— begin —
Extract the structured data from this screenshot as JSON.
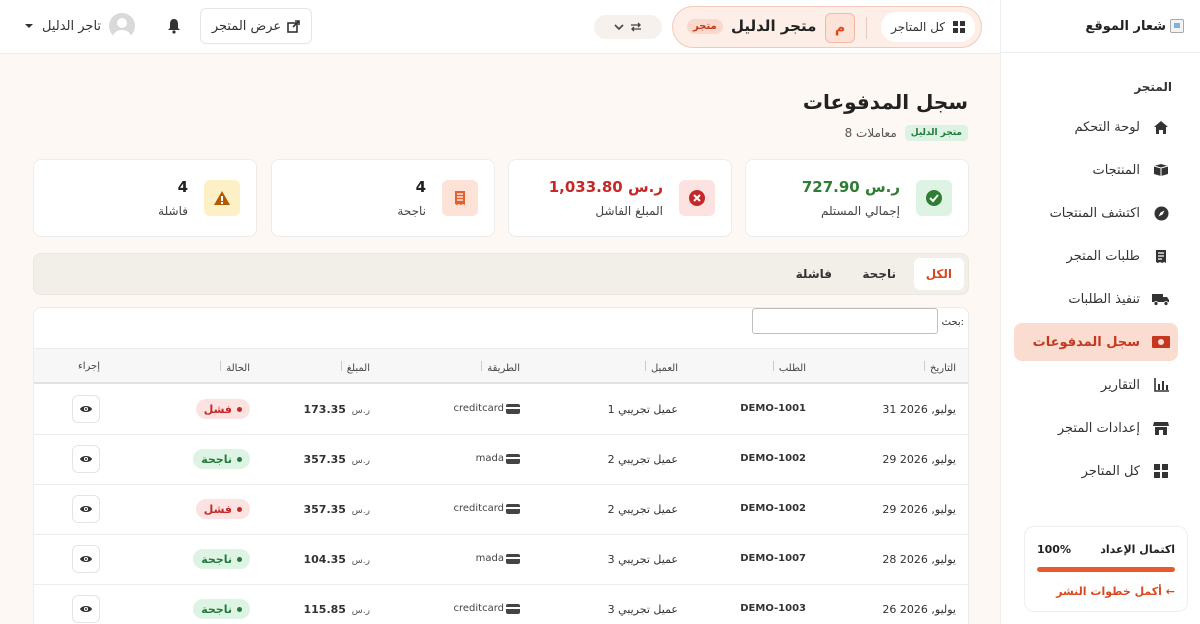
{
  "sidebar": {
    "logo_text": "شعار الموقع",
    "section": "المتجر",
    "items": [
      {
        "label": "لوحة التحكم",
        "icon": "home-icon"
      },
      {
        "label": "المنتجات",
        "icon": "box-icon"
      },
      {
        "label": "اكتشف المنتجات",
        "icon": "compass-icon"
      },
      {
        "label": "طلبات المتجر",
        "icon": "receipt-icon"
      },
      {
        "label": "تنفيذ الطلبات",
        "icon": "truck-icon"
      },
      {
        "label": "سجل المدفوعات",
        "icon": "money-icon",
        "active": true
      },
      {
        "label": "التقارير",
        "icon": "chart-icon"
      },
      {
        "label": "إعدادات المتجر",
        "icon": "store-icon"
      },
      {
        "label": "كل المتاجر",
        "icon": "grid-icon"
      }
    ],
    "setup": {
      "title": "اكتمال الإعداد",
      "percent": "100%",
      "progress": 1.0,
      "link": "أكمل خطوات النشر ←"
    }
  },
  "topbar": {
    "all_stores": "كل المتاجر",
    "store_initial": "م",
    "store_name": "متجر الدليل",
    "store_badge": "متجر",
    "view_store": "عرض المتجر",
    "user_name": "تاجر الدليل"
  },
  "page": {
    "title": "سجل المدفوعات",
    "store_chip": "متجر الدليل",
    "count_text": "8 معاملات"
  },
  "stats": [
    {
      "value": "727.90 ر.س",
      "label": "إجمالي المستلم",
      "icon": "check-circle-icon",
      "color": "#2e7d32",
      "bg": "#dff3e4"
    },
    {
      "value": "1,033.80 ر.س",
      "label": "المبلغ الفاشل",
      "icon": "x-circle-icon",
      "color": "#c62828",
      "bg": "#fde2e2"
    },
    {
      "value": "4",
      "label": "ناجحة",
      "icon": "receipt-icon",
      "color": "#222222",
      "bg": "#fde2d8"
    },
    {
      "value": "4",
      "label": "فاشلة",
      "icon": "warning-icon",
      "color": "#222222",
      "bg": "#fdf0c6"
    }
  ],
  "tabs": [
    "الكل",
    "ناجحة",
    "فاشلة"
  ],
  "search_label": "بحث:",
  "columns": [
    "التاريخ",
    "الطلب",
    "العميل",
    "الطريقة",
    "المبلغ",
    "الحالة",
    "إجراء"
  ],
  "currency": "ر.س",
  "rows": [
    {
      "date": "31 يوليو, 2026",
      "order": "DEMO-1001",
      "customer": "عميل تجريبي 1",
      "method": "creditcard",
      "amount": "173.35",
      "status": "فشل",
      "ok": false
    },
    {
      "date": "29 يوليو, 2026",
      "order": "DEMO-1002",
      "customer": "عميل تجريبي 2",
      "method": "mada",
      "amount": "357.35",
      "status": "ناجحة",
      "ok": true
    },
    {
      "date": "29 يوليو, 2026",
      "order": "DEMO-1002",
      "customer": "عميل تجريبي 2",
      "method": "creditcard",
      "amount": "357.35",
      "status": "فشل",
      "ok": false
    },
    {
      "date": "28 يوليو, 2026",
      "order": "DEMO-1007",
      "customer": "عميل تجريبي 3",
      "method": "mada",
      "amount": "104.35",
      "status": "ناجحة",
      "ok": true
    },
    {
      "date": "26 يوليو, 2026",
      "order": "DEMO-1003",
      "customer": "عميل تجريبي 3",
      "method": "creditcard",
      "amount": "115.85",
      "status": "ناجحة",
      "ok": true
    }
  ]
}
— end —
SET PROBLEM. Print out the whole of the material word for word, without pictures.

TASK ANSWER.
Extract the structured data from this screenshot as JSON.
{
  "sidebar": {
    "logo_text": "شعار الموقع",
    "section": "المتجر",
    "items": [
      {
        "label": "لوحة التحكم",
        "icon": "home-icon"
      },
      {
        "label": "المنتجات",
        "icon": "box-icon"
      },
      {
        "label": "اكتشف المنتجات",
        "icon": "compass-icon"
      },
      {
        "label": "طلبات المتجر",
        "icon": "receipt-icon"
      },
      {
        "label": "تنفيذ الطلبات",
        "icon": "truck-icon"
      },
      {
        "label": "سجل المدفوعات",
        "icon": "money-icon",
        "active": true
      },
      {
        "label": "التقارير",
        "icon": "chart-icon"
      },
      {
        "label": "إعدادات المتجر",
        "icon": "store-icon"
      },
      {
        "label": "كل المتاجر",
        "icon": "grid-icon"
      }
    ],
    "setup": {
      "title": "اكتمال الإعداد",
      "percent": "100%",
      "progress": 1.0,
      "link": "أكمل خطوات النشر ←"
    }
  },
  "topbar": {
    "all_stores": "كل المتاجر",
    "store_initial": "م",
    "store_name": "متجر الدليل",
    "store_badge": "متجر",
    "view_store": "عرض المتجر",
    "user_name": "تاجر الدليل"
  },
  "page": {
    "title": "سجل المدفوعات",
    "store_chip": "متجر الدليل",
    "count_text": "8 معاملات"
  },
  "stats": [
    {
      "value": "727.90 ر.س",
      "label": "إجمالي المستلم",
      "icon": "check-circle-icon",
      "color": "#2e7d32",
      "bg": "#dff3e4"
    },
    {
      "value": "1,033.80 ر.س",
      "label": "المبلغ الفاشل",
      "icon": "x-circle-icon",
      "color": "#c62828",
      "bg": "#fde2e2"
    },
    {
      "value": "4",
      "label": "ناجحة",
      "icon": "receipt-icon",
      "color": "#222222",
      "bg": "#fde2d8"
    },
    {
      "value": "4",
      "label": "فاشلة",
      "icon": "warning-icon",
      "color": "#222222",
      "bg": "#fdf0c6"
    }
  ],
  "tabs": [
    "الكل",
    "ناجحة",
    "فاشلة"
  ],
  "search_label": "بحث:",
  "columns": [
    "التاريخ",
    "الطلب",
    "العميل",
    "الطريقة",
    "المبلغ",
    "الحالة",
    "إجراء"
  ],
  "currency": "ر.س",
  "rows": [
    {
      "date": "31 يوليو, 2026",
      "order": "DEMO-1001",
      "customer": "عميل تجريبي 1",
      "method": "creditcard",
      "amount": "173.35",
      "status": "فشل",
      "ok": false
    },
    {
      "date": "29 يوليو, 2026",
      "order": "DEMO-1002",
      "customer": "عميل تجريبي 2",
      "method": "mada",
      "amount": "357.35",
      "status": "ناجحة",
      "ok": true
    },
    {
      "date": "29 يوليو, 2026",
      "order": "DEMO-1002",
      "customer": "عميل تجريبي 2",
      "method": "creditcard",
      "amount": "357.35",
      "status": "فشل",
      "ok": false
    },
    {
      "date": "28 يوليو, 2026",
      "order": "DEMO-1007",
      "customer": "عميل تجريبي 3",
      "method": "mada",
      "amount": "104.35",
      "status": "ناجحة",
      "ok": true
    },
    {
      "date": "26 يوليو, 2026",
      "order": "DEMO-1003",
      "customer": "عميل تجريبي 3",
      "method": "creditcard",
      "amount": "115.85",
      "status": "ناجحة",
      "ok": true
    }
  ]
}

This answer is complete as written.